## [Task description]
Please repeat all of the listing exactly.

:::

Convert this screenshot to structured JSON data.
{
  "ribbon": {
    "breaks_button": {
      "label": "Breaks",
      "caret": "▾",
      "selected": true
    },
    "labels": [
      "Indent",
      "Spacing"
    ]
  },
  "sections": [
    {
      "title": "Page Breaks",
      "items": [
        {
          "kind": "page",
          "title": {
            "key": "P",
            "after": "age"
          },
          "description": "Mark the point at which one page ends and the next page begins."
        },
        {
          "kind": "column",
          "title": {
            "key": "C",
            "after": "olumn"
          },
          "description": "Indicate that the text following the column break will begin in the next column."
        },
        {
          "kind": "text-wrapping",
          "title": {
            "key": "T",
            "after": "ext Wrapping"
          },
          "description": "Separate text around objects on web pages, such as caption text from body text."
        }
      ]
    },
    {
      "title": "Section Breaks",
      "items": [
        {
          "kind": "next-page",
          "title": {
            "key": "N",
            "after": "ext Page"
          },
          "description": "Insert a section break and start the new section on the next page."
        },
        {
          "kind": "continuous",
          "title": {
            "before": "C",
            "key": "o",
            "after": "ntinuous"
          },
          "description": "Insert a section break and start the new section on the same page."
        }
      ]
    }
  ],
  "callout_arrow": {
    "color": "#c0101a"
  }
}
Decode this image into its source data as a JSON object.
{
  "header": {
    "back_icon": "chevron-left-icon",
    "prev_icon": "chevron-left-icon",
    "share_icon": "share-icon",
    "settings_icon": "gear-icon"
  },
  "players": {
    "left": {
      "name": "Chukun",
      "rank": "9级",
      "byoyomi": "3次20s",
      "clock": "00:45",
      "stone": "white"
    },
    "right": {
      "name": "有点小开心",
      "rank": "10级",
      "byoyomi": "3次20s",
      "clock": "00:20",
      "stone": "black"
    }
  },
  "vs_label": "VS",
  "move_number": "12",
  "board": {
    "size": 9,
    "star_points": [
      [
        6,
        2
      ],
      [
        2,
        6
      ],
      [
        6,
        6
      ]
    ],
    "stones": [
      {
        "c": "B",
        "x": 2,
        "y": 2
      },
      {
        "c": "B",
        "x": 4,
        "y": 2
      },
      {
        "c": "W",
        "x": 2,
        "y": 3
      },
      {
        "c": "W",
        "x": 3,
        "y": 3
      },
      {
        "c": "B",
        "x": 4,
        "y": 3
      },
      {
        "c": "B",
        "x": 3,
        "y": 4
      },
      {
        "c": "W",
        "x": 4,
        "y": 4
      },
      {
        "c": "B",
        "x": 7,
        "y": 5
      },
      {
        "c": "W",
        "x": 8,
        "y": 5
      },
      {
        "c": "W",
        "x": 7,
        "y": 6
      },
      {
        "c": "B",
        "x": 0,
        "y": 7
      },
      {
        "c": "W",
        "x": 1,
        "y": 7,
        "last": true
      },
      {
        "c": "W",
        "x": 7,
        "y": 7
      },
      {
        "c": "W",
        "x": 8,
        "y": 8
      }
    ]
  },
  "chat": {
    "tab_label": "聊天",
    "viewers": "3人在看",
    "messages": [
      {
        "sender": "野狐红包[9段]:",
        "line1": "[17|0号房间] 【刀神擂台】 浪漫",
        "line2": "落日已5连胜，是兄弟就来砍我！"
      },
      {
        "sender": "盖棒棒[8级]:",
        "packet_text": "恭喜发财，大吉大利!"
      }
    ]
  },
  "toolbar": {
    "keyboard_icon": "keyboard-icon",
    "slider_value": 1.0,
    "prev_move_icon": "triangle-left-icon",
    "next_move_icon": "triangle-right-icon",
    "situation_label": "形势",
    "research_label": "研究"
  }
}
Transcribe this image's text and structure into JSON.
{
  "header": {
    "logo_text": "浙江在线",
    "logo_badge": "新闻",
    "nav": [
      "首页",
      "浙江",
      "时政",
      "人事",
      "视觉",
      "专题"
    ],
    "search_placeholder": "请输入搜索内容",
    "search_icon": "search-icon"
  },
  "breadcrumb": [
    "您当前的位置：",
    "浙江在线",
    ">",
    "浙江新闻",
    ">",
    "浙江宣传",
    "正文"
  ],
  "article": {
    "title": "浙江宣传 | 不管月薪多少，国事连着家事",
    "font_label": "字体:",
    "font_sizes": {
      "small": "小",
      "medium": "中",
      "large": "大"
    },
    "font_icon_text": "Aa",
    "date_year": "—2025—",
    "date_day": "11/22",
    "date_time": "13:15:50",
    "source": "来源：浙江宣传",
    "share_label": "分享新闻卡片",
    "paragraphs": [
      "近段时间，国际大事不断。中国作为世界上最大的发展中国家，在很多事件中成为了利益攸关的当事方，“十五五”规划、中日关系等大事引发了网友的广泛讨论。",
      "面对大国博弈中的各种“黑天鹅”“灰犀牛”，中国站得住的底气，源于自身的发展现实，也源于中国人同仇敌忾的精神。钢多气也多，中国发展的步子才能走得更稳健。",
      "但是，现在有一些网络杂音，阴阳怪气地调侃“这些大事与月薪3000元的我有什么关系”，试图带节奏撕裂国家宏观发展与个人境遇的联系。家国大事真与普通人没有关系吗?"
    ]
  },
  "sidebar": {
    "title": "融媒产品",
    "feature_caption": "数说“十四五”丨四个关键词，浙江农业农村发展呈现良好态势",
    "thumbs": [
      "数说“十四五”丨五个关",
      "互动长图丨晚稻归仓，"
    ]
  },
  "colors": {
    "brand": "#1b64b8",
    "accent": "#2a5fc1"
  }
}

:::

## [In response]
Convert this screenshot to structured JSON data.
{
  "ribbon": {
    "breaks_button": {
      "label": "Breaks",
      "caret": "▾",
      "selected": true
    },
    "labels": [
      "Indent",
      "Spacing"
    ]
  },
  "sections": [
    {
      "title": "Page Breaks",
      "items": [
        {
          "kind": "page",
          "title": {
            "key": "P",
            "after": "age"
          },
          "description": "Mark the point at which one page ends and the next page begins."
        },
        {
          "kind": "column",
          "title": {
            "key": "C",
            "after": "olumn"
          },
          "description": "Indicate that the text following the column break will begin in the next column."
        },
        {
          "kind": "text-wrapping",
          "title": {
            "key": "T",
            "after": "ext Wrapping"
          },
          "description": "Separate text around objects on web pages, such as caption text from body text."
        }
      ]
    },
    {
      "title": "Section Breaks",
      "items": [
        {
          "kind": "next-page",
          "title": {
            "key": "N",
            "after": "ext Page"
          },
          "description": "Insert a section break and start the new section on the next page."
        },
        {
          "kind": "continuous",
          "title": {
            "before": "C",
            "key": "o",
            "after": "ntinuous"
          },
          "description": "Insert a section break and start the new section on the same page."
        }
      ]
    }
  ],
  "callout_arrow": {
    "color": "#c0101a"
  }
}
Decode this image into its source data as a JSON object.
{
  "header": {
    "back_icon": "chevron-left-icon",
    "prev_icon": "chevron-left-icon",
    "share_icon": "share-icon",
    "settings_icon": "gear-icon"
  },
  "players": {
    "left": {
      "name": "Chukun",
      "rank": "9级",
      "byoyomi": "3次20s",
      "clock": "00:45",
      "stone": "white"
    },
    "right": {
      "name": "有点小开心",
      "rank": "10级",
      "byoyomi": "3次20s",
      "clock": "00:20",
      "stone": "black"
    }
  },
  "vs_label": "VS",
  "move_number": "12",
  "board": {
    "size": 9,
    "star_points": [
      [
        6,
        2
      ],
      [
        2,
        6
      ],
      [
        6,
        6
      ]
    ],
    "stones": [
      {
        "c": "B",
        "x": 2,
        "y": 2
      },
      {
        "c": "B",
        "x": 4,
        "y": 2
      },
      {
        "c": "W",
        "x": 2,
        "y": 3
      },
      {
        "c": "W",
        "x": 3,
        "y": 3
      },
      {
        "c": "B",
        "x": 4,
        "y": 3
      },
      {
        "c": "B",
        "x": 3,
        "y": 4
      },
      {
        "c": "W",
        "x": 4,
        "y": 4
      },
      {
        "c": "B",
        "x": 7,
        "y": 5
      },
      {
        "c": "W",
        "x": 8,
        "y": 5
      },
      {
        "c": "W",
        "x": 7,
        "y": 6
      },
      {
        "c": "B",
        "x": 0,
        "y": 7
      },
      {
        "c": "W",
        "x": 1,
        "y": 7,
        "last": true
      },
      {
        "c": "W",
        "x": 7,
        "y": 7
      },
      {
        "c": "W",
        "x": 8,
        "y": 8
      }
    ]
  },
  "chat": {
    "tab_label": "聊天",
    "viewers": "3人在看",
    "messages": [
      {
        "sender": "野狐红包[9段]:",
        "line1": "[17|0号房间] 【刀神擂台】 浪漫",
        "line2": "落日已5连胜，是兄弟就来砍我！"
      },
      {
        "sender": "盖棒棒[8级]:",
        "packet_text": "恭喜发财，大吉大利!"
      }
    ]
  },
  "toolbar": {
    "keyboard_icon": "keyboard-icon",
    "slider_value": 1.0,
    "prev_move_icon": "triangle-left-icon",
    "next_move_icon": "triangle-right-icon",
    "situation_label": "形势",
    "research_label": "研究"
  }
}
Transcribe this image's text and structure into JSON.
{
  "header": {
    "logo_text": "浙江在线",
    "logo_badge": "新闻",
    "nav": [
      "首页",
      "浙江",
      "时政",
      "人事",
      "视觉",
      "专题"
    ],
    "search_placeholder": "请输入搜索内容",
    "search_icon": "search-icon"
  },
  "breadcrumb": [
    "您当前的位置：",
    "浙江在线",
    ">",
    "浙江新闻",
    ">",
    "浙江宣传",
    "正文"
  ],
  "article": {
    "title": "浙江宣传 | 不管月薪多少，国事连着家事",
    "font_label": "字体:",
    "font_sizes": {
      "small": "小",
      "medium": "中",
      "large": "大"
    },
    "font_icon_text": "Aa",
    "date_year": "—2025—",
    "date_day": "11/22",
    "date_time": "13:15:50",
    "source": "来源：浙江宣传",
    "share_label": "分享新闻卡片",
    "paragraphs": [
      "近段时间，国际大事不断。中国作为世界上最大的发展中国家，在很多事件中成为了利益攸关的当事方，“十五五”规划、中日关系等大事引发了网友的广泛讨论。",
      "面对大国博弈中的各种“黑天鹅”“灰犀牛”，中国站得住的底气，源于自身的发展现实，也源于中国人同仇敌忾的精神。钢多气也多，中国发展的步子才能走得更稳健。",
      "但是，现在有一些网络杂音，阴阳怪气地调侃“这些大事与月薪3000元的我有什么关系”，试图带节奏撕裂国家宏观发展与个人境遇的联系。家国大事真与普通人没有关系吗?"
    ]
  },
  "sidebar": {
    "title": "融媒产品",
    "feature_caption": "数说“十四五”丨四个关键词，浙江农业农村发展呈现良好态势",
    "thumbs": [
      "数说“十四五”丨五个关",
      "互动长图丨晚稻归仓，"
    ]
  },
  "colors": {
    "brand": "#1b64b8",
    "accent": "#2a5fc1"
  }
}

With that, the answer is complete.